DATA IN THIS EXERCISE ▸
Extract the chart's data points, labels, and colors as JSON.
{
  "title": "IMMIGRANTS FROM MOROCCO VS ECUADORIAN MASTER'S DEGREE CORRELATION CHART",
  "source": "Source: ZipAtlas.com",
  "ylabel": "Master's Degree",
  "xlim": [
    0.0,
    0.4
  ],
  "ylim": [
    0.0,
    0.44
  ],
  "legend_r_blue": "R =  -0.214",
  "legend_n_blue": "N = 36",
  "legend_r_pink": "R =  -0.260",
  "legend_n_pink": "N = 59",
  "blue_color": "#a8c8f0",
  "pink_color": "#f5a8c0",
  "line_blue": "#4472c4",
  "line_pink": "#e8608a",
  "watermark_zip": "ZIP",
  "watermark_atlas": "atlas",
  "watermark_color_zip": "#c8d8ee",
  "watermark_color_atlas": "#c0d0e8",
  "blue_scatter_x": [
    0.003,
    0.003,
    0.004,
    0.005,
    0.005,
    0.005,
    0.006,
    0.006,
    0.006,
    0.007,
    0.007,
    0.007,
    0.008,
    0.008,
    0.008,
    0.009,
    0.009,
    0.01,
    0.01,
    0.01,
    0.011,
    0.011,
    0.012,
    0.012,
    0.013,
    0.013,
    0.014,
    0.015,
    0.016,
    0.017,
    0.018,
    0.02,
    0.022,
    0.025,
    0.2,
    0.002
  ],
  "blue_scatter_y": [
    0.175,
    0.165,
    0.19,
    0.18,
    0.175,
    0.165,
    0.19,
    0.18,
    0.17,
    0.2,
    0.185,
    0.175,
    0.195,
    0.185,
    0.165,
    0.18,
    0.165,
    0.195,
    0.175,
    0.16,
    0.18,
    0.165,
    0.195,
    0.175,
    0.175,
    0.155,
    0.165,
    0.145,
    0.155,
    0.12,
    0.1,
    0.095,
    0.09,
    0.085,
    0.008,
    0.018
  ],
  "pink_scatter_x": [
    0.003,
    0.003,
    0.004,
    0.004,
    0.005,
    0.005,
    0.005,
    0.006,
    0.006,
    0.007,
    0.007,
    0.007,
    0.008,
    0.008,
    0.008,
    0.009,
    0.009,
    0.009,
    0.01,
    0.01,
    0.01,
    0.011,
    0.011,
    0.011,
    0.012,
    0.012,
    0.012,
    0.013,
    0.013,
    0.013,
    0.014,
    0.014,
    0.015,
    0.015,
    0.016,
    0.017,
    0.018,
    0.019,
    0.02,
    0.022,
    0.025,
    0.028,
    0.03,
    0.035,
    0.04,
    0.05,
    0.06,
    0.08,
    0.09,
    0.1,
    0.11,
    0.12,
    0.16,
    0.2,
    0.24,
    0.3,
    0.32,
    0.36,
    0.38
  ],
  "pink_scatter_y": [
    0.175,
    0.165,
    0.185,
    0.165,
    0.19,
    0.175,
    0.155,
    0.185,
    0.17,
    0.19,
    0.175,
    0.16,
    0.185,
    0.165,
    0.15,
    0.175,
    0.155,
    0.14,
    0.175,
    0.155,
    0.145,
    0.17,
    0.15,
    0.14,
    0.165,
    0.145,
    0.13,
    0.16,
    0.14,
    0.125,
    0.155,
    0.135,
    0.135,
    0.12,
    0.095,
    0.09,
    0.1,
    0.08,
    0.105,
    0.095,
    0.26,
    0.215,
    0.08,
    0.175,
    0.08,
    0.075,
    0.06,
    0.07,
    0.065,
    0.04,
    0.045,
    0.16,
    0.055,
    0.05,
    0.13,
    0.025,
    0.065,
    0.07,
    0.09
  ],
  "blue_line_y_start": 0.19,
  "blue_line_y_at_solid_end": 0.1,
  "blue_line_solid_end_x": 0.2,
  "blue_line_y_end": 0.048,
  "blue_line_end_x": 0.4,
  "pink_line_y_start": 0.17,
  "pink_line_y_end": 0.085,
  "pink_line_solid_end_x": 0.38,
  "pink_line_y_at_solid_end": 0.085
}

WHAT IS REQUIRED ▸ Write out the entries above once more, without altering anything.

OUTPUT OF THE TASK ▸
Extract the chart's data points, labels, and colors as JSON.
{
  "title": "IMMIGRANTS FROM MOROCCO VS ECUADORIAN MASTER'S DEGREE CORRELATION CHART",
  "source": "Source: ZipAtlas.com",
  "ylabel": "Master's Degree",
  "xlim": [
    0.0,
    0.4
  ],
  "ylim": [
    0.0,
    0.44
  ],
  "legend_r_blue": "R =  -0.214",
  "legend_n_blue": "N = 36",
  "legend_r_pink": "R =  -0.260",
  "legend_n_pink": "N = 59",
  "blue_color": "#a8c8f0",
  "pink_color": "#f5a8c0",
  "line_blue": "#4472c4",
  "line_pink": "#e8608a",
  "watermark_zip": "ZIP",
  "watermark_atlas": "atlas",
  "watermark_color_zip": "#c8d8ee",
  "watermark_color_atlas": "#c0d0e8",
  "blue_scatter_x": [
    0.003,
    0.003,
    0.004,
    0.005,
    0.005,
    0.005,
    0.006,
    0.006,
    0.006,
    0.007,
    0.007,
    0.007,
    0.008,
    0.008,
    0.008,
    0.009,
    0.009,
    0.01,
    0.01,
    0.01,
    0.011,
    0.011,
    0.012,
    0.012,
    0.013,
    0.013,
    0.014,
    0.015,
    0.016,
    0.017,
    0.018,
    0.02,
    0.022,
    0.025,
    0.2,
    0.002
  ],
  "blue_scatter_y": [
    0.175,
    0.165,
    0.19,
    0.18,
    0.175,
    0.165,
    0.19,
    0.18,
    0.17,
    0.2,
    0.185,
    0.175,
    0.195,
    0.185,
    0.165,
    0.18,
    0.165,
    0.195,
    0.175,
    0.16,
    0.18,
    0.165,
    0.195,
    0.175,
    0.175,
    0.155,
    0.165,
    0.145,
    0.155,
    0.12,
    0.1,
    0.095,
    0.09,
    0.085,
    0.008,
    0.018
  ],
  "pink_scatter_x": [
    0.003,
    0.003,
    0.004,
    0.004,
    0.005,
    0.005,
    0.005,
    0.006,
    0.006,
    0.007,
    0.007,
    0.007,
    0.008,
    0.008,
    0.008,
    0.009,
    0.009,
    0.009,
    0.01,
    0.01,
    0.01,
    0.011,
    0.011,
    0.011,
    0.012,
    0.012,
    0.012,
    0.013,
    0.013,
    0.013,
    0.014,
    0.014,
    0.015,
    0.015,
    0.016,
    0.017,
    0.018,
    0.019,
    0.02,
    0.022,
    0.025,
    0.028,
    0.03,
    0.035,
    0.04,
    0.05,
    0.06,
    0.08,
    0.09,
    0.1,
    0.11,
    0.12,
    0.16,
    0.2,
    0.24,
    0.3,
    0.32,
    0.36,
    0.38
  ],
  "pink_scatter_y": [
    0.175,
    0.165,
    0.185,
    0.165,
    0.19,
    0.175,
    0.155,
    0.185,
    0.17,
    0.19,
    0.175,
    0.16,
    0.185,
    0.165,
    0.15,
    0.175,
    0.155,
    0.14,
    0.175,
    0.155,
    0.145,
    0.17,
    0.15,
    0.14,
    0.165,
    0.145,
    0.13,
    0.16,
    0.14,
    0.125,
    0.155,
    0.135,
    0.135,
    0.12,
    0.095,
    0.09,
    0.1,
    0.08,
    0.105,
    0.095,
    0.26,
    0.215,
    0.08,
    0.175,
    0.08,
    0.075,
    0.06,
    0.07,
    0.065,
    0.04,
    0.045,
    0.16,
    0.055,
    0.05,
    0.13,
    0.025,
    0.065,
    0.07,
    0.09
  ],
  "blue_line_y_start": 0.19,
  "blue_line_y_at_solid_end": 0.1,
  "blue_line_solid_end_x": 0.2,
  "blue_line_y_end": 0.048,
  "blue_line_end_x": 0.4,
  "pink_line_y_start": 0.17,
  "pink_line_y_end": 0.085,
  "pink_line_solid_end_x": 0.38,
  "pink_line_y_at_solid_end": 0.085
}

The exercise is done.